> Exercise objective
Return the listing below line for line, with every character unchanged.

-- Start Records for processing --

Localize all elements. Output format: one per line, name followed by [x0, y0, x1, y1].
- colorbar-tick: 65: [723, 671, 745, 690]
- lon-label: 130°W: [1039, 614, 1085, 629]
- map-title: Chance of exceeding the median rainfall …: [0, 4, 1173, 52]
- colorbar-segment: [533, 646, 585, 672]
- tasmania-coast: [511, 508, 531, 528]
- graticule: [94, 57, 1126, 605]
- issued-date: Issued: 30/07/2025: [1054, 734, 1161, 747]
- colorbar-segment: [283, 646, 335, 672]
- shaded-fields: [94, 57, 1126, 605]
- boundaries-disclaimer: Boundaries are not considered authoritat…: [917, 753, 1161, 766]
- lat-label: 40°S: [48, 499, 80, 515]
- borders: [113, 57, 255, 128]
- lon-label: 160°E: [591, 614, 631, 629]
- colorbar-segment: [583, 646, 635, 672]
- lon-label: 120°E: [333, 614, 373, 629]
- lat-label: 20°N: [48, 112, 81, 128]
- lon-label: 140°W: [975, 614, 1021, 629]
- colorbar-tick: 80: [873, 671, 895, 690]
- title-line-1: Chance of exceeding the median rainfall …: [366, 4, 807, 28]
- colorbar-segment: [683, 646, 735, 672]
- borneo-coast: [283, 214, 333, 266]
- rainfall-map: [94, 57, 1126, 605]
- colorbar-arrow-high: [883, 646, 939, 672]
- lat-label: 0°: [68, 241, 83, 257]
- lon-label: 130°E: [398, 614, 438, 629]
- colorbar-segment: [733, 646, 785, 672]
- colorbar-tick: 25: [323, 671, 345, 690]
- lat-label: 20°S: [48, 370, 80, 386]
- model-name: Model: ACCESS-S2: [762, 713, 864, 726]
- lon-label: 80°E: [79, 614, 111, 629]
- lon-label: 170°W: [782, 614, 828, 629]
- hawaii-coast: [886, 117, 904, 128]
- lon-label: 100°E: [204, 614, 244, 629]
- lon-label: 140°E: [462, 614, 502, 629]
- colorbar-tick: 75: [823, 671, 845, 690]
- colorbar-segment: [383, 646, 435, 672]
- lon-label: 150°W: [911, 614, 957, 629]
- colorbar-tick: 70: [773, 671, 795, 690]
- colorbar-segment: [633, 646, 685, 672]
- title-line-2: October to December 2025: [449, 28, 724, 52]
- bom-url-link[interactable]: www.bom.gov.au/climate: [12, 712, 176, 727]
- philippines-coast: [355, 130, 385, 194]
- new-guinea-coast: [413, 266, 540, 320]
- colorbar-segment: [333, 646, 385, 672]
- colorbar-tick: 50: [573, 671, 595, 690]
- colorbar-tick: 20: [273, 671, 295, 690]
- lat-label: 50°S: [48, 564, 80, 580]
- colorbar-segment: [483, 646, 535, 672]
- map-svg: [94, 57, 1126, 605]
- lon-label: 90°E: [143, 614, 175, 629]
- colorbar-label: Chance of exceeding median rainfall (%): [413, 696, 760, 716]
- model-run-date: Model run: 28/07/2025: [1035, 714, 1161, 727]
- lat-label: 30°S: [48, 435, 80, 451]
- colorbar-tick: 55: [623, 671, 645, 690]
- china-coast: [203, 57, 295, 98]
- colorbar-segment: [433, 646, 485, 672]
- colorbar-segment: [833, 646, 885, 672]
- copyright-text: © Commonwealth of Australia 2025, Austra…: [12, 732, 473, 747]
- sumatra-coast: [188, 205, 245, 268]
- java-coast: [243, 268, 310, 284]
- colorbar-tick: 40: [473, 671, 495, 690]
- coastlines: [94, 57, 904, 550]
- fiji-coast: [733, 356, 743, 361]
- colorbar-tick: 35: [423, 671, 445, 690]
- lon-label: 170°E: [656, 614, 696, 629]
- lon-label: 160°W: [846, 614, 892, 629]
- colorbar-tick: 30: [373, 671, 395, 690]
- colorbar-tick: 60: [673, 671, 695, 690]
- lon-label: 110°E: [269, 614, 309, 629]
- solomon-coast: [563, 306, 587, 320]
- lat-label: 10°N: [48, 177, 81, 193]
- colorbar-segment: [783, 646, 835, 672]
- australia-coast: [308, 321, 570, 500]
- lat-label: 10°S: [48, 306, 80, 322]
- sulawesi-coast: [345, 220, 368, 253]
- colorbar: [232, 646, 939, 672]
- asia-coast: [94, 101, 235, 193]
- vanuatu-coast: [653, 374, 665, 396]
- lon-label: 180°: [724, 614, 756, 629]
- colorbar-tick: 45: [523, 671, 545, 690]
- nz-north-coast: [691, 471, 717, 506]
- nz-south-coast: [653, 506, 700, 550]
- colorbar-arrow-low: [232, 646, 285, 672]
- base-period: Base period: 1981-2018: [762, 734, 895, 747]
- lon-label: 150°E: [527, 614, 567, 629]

-- End Records for processing --

> Answer to this task
Localize all elements. Output format: one per line, name followed by [x0, y0, x1, y1].
- colorbar-tick: 65: [723, 671, 745, 690]
- lon-label: 130°W: [1039, 614, 1085, 629]
- map-title: Chance of exceeding the median rainfall …: [0, 4, 1173, 52]
- colorbar-segment: [533, 646, 585, 672]
- tasmania-coast: [511, 508, 531, 528]
- graticule: [94, 57, 1126, 605]
- issued-date: Issued: 30/07/2025: [1054, 734, 1161, 747]
- colorbar-segment: [283, 646, 335, 672]
- shaded-fields: [94, 57, 1126, 605]
- boundaries-disclaimer: Boundaries are not considered authoritat…: [917, 753, 1161, 766]
- lat-label: 40°S: [48, 499, 80, 515]
- borders: [113, 57, 255, 128]
- lon-label: 160°E: [591, 614, 631, 629]
- colorbar-segment: [583, 646, 635, 672]
- lon-label: 120°E: [333, 614, 373, 629]
- lat-label: 20°N: [48, 112, 81, 128]
- lon-label: 140°W: [975, 614, 1021, 629]
- colorbar-tick: 80: [873, 671, 895, 690]
- title-line-1: Chance of exceeding the median rainfall …: [366, 4, 807, 28]
- colorbar-segment: [683, 646, 735, 672]
- borneo-coast: [283, 214, 333, 266]
- rainfall-map: [94, 57, 1126, 605]
- colorbar-arrow-high: [883, 646, 939, 672]
- lat-label: 0°: [68, 241, 83, 257]
- lon-label: 130°E: [398, 614, 438, 629]
- colorbar-segment: [733, 646, 785, 672]
- colorbar-tick: 25: [323, 671, 345, 690]
- lat-label: 20°S: [48, 370, 80, 386]
- model-name: Model: ACCESS-S2: [762, 713, 864, 726]
- lon-label: 80°E: [79, 614, 111, 629]
- lon-label: 170°W: [782, 614, 828, 629]
- hawaii-coast: [886, 117, 904, 128]
- lon-label: 100°E: [204, 614, 244, 629]
- lon-label: 140°E: [462, 614, 502, 629]
- colorbar-tick: 75: [823, 671, 845, 690]
- colorbar-segment: [383, 646, 435, 672]
- lon-label: 150°W: [911, 614, 957, 629]
- colorbar-tick: 70: [773, 671, 795, 690]
- colorbar-segment: [633, 646, 685, 672]
- title-line-2: October to December 2025: [449, 28, 724, 52]
- bom-url-link[interactable]: www.bom.gov.au/climate: [12, 712, 176, 727]
- philippines-coast: [355, 130, 385, 194]
- new-guinea-coast: [413, 266, 540, 320]
- colorbar-segment: [333, 646, 385, 672]
- colorbar-tick: 50: [573, 671, 595, 690]
- colorbar-tick: 20: [273, 671, 295, 690]
- lat-label: 50°S: [48, 564, 80, 580]
- colorbar-segment: [483, 646, 535, 672]
- map-svg: [94, 57, 1126, 605]
- lon-label: 90°E: [143, 614, 175, 629]
- colorbar-label: Chance of exceeding median rainfall (%): [413, 696, 760, 716]
- model-run-date: Model run: 28/07/2025: [1035, 714, 1161, 727]
- lat-label: 30°S: [48, 435, 80, 451]
- colorbar-tick: 55: [623, 671, 645, 690]
- china-coast: [203, 57, 295, 98]
- colorbar-segment: [433, 646, 485, 672]
- colorbar-segment: [833, 646, 885, 672]
- copyright-text: © Commonwealth of Australia 2025, Austra…: [12, 732, 473, 747]
- sumatra-coast: [188, 205, 245, 268]
- java-coast: [243, 268, 310, 284]
- colorbar-tick: 40: [473, 671, 495, 690]
- coastlines: [94, 57, 904, 550]
- fiji-coast: [733, 356, 743, 361]
- colorbar-tick: 35: [423, 671, 445, 690]
- lon-label: 170°E: [656, 614, 696, 629]
- lon-label: 160°W: [846, 614, 892, 629]
- colorbar-tick: 30: [373, 671, 395, 690]
- colorbar-tick: 60: [673, 671, 695, 690]
- lon-label: 110°E: [269, 614, 309, 629]
- solomon-coast: [563, 306, 587, 320]
- lat-label: 10°N: [48, 177, 81, 193]
- colorbar-segment: [783, 646, 835, 672]
- australia-coast: [308, 321, 570, 500]
- lat-label: 10°S: [48, 306, 80, 322]
- sulawesi-coast: [345, 220, 368, 253]
- colorbar: [232, 646, 939, 672]
- asia-coast: [94, 101, 235, 193]
- vanuatu-coast: [653, 374, 665, 396]
- lon-label: 180°: [724, 614, 756, 629]
- colorbar-tick: 45: [523, 671, 545, 690]
- nz-north-coast: [691, 471, 717, 506]
- nz-south-coast: [653, 506, 700, 550]
- colorbar-arrow-low: [232, 646, 285, 672]
- base-period: Base period: 1981-2018: [762, 734, 895, 747]
- lon-label: 150°E: [527, 614, 567, 629]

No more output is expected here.